> _RECORDS PROVIDED_:

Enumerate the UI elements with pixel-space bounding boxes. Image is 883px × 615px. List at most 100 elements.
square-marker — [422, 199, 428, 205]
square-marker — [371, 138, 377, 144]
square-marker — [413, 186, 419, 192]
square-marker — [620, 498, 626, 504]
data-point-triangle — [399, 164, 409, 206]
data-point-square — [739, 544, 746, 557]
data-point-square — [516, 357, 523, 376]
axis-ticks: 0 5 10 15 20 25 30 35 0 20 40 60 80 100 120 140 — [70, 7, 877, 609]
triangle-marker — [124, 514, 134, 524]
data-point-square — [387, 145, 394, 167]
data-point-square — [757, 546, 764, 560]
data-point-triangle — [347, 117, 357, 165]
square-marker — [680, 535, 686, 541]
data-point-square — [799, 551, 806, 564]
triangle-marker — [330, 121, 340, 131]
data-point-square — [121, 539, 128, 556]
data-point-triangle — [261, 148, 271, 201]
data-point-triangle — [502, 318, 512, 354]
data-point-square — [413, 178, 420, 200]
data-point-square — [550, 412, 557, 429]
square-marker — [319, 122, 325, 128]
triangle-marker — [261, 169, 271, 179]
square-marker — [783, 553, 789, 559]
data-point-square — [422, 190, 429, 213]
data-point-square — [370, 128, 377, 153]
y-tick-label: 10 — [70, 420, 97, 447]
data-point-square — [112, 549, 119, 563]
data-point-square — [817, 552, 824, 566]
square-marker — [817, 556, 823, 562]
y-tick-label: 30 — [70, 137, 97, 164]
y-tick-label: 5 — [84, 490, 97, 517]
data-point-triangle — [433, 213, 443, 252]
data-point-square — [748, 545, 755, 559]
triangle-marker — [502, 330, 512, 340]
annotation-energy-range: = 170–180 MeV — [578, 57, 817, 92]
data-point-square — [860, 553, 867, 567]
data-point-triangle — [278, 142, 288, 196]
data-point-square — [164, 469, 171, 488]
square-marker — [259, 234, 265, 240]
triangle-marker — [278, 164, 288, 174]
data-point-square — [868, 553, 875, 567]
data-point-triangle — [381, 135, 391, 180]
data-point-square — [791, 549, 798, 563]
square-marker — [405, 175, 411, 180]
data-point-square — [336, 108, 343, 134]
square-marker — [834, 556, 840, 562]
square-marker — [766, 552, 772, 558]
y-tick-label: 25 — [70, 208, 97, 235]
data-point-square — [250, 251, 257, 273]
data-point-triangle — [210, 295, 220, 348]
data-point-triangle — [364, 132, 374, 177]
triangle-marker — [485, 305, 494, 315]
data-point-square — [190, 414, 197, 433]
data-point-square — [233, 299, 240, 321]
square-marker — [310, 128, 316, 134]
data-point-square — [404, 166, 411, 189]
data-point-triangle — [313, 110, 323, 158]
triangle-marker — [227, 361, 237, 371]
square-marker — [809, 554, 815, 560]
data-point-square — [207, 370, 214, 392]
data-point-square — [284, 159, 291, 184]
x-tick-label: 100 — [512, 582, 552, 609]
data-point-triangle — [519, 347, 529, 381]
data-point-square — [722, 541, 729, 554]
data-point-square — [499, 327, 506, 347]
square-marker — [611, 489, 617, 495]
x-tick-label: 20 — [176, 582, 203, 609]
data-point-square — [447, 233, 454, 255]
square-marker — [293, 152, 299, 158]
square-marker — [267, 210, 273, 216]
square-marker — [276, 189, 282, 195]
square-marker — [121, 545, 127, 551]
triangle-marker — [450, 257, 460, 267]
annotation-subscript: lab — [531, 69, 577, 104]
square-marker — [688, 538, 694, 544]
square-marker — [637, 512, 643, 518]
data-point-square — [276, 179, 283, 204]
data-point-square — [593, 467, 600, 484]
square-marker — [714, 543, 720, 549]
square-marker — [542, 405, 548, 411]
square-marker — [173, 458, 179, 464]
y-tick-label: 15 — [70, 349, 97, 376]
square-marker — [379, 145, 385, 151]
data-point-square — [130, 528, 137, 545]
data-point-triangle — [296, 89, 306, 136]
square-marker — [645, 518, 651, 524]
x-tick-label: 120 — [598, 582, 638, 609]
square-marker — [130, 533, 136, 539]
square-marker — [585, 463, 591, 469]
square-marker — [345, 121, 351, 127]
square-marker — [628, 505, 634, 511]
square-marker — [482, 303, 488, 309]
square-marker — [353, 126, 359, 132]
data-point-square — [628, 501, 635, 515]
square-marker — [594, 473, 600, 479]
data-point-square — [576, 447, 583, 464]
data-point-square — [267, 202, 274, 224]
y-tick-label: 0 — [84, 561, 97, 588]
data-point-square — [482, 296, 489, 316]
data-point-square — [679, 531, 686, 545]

> _EXERCISE DETAILS_: Reproduce all of the lines above verbatim.

> _ANSWER TO THIS PROBLEM_:
Enumerate the UI elements with pixel-space bounding boxes. Image is 883px × 615px. List at most 100 elements.
square-marker — [422, 199, 428, 205]
square-marker — [371, 138, 377, 144]
square-marker — [413, 186, 419, 192]
square-marker — [620, 498, 626, 504]
data-point-triangle — [399, 164, 409, 206]
data-point-square — [739, 544, 746, 557]
data-point-square — [516, 357, 523, 376]
axis-ticks: 0 5 10 15 20 25 30 35 0 20 40 60 80 100 120 140 — [70, 7, 877, 609]
triangle-marker — [124, 514, 134, 524]
data-point-square — [387, 145, 394, 167]
data-point-square — [757, 546, 764, 560]
data-point-triangle — [347, 117, 357, 165]
square-marker — [680, 535, 686, 541]
data-point-square — [799, 551, 806, 564]
triangle-marker — [330, 121, 340, 131]
data-point-square — [121, 539, 128, 556]
data-point-triangle — [261, 148, 271, 201]
data-point-triangle — [502, 318, 512, 354]
data-point-square — [413, 178, 420, 200]
data-point-square — [550, 412, 557, 429]
square-marker — [319, 122, 325, 128]
triangle-marker — [261, 169, 271, 179]
square-marker — [783, 553, 789, 559]
data-point-square — [422, 190, 429, 213]
data-point-square — [370, 128, 377, 153]
y-tick-label: 10 — [70, 420, 97, 447]
data-point-square — [112, 549, 119, 563]
data-point-square — [817, 552, 824, 566]
square-marker — [817, 556, 823, 562]
y-tick-label: 30 — [70, 137, 97, 164]
y-tick-label: 5 — [84, 490, 97, 517]
data-point-triangle — [433, 213, 443, 252]
data-point-square — [748, 545, 755, 559]
triangle-marker — [502, 330, 512, 340]
annotation-energy-range: = 170–180 MeV — [578, 57, 817, 92]
data-point-square — [860, 553, 867, 567]
data-point-triangle — [278, 142, 288, 196]
data-point-square — [164, 469, 171, 488]
square-marker — [259, 234, 265, 240]
triangle-marker — [278, 164, 288, 174]
data-point-square — [868, 553, 875, 567]
data-point-triangle — [381, 135, 391, 180]
data-point-square — [791, 549, 798, 563]
square-marker — [405, 175, 411, 180]
data-point-square — [336, 108, 343, 134]
square-marker — [834, 556, 840, 562]
square-marker — [766, 552, 772, 558]
y-tick-label: 25 — [70, 208, 97, 235]
data-point-square — [250, 251, 257, 273]
data-point-triangle — [210, 295, 220, 348]
data-point-triangle — [364, 132, 374, 177]
triangle-marker — [485, 305, 494, 315]
data-point-square — [190, 414, 197, 433]
data-point-square — [233, 299, 240, 321]
square-marker — [310, 128, 316, 134]
data-point-square — [404, 166, 411, 189]
data-point-triangle — [313, 110, 323, 158]
triangle-marker — [227, 361, 237, 371]
square-marker — [809, 554, 815, 560]
data-point-square — [207, 370, 214, 392]
data-point-square — [284, 159, 291, 184]
x-tick-label: 100 — [512, 582, 552, 609]
data-point-triangle — [519, 347, 529, 381]
data-point-square — [722, 541, 729, 554]
data-point-square — [499, 327, 506, 347]
square-marker — [611, 489, 617, 495]
x-tick-label: 20 — [176, 582, 203, 609]
data-point-square — [447, 233, 454, 255]
square-marker — [293, 152, 299, 158]
square-marker — [267, 210, 273, 216]
square-marker — [276, 189, 282, 195]
square-marker — [121, 545, 127, 551]
triangle-marker — [450, 257, 460, 267]
annotation-subscript: lab — [531, 69, 577, 104]
square-marker — [688, 538, 694, 544]
square-marker — [637, 512, 643, 518]
data-point-square — [276, 179, 283, 204]
data-point-square — [593, 467, 600, 484]
square-marker — [714, 543, 720, 549]
square-marker — [542, 405, 548, 411]
square-marker — [173, 458, 179, 464]
y-tick-label: 15 — [70, 349, 97, 376]
square-marker — [379, 145, 385, 151]
data-point-square — [130, 528, 137, 545]
data-point-triangle — [296, 89, 306, 136]
square-marker — [645, 518, 651, 524]
x-tick-label: 120 — [598, 582, 638, 609]
square-marker — [130, 533, 136, 539]
square-marker — [585, 463, 591, 469]
square-marker — [345, 121, 351, 127]
square-marker — [628, 505, 634, 511]
square-marker — [482, 303, 488, 309]
square-marker — [353, 126, 359, 132]
data-point-square — [628, 501, 635, 515]
square-marker — [594, 473, 600, 479]
data-point-square — [576, 447, 583, 464]
data-point-square — [267, 202, 274, 224]
y-tick-label: 0 — [84, 561, 97, 588]
data-point-square — [482, 296, 489, 316]
data-point-square — [679, 531, 686, 545]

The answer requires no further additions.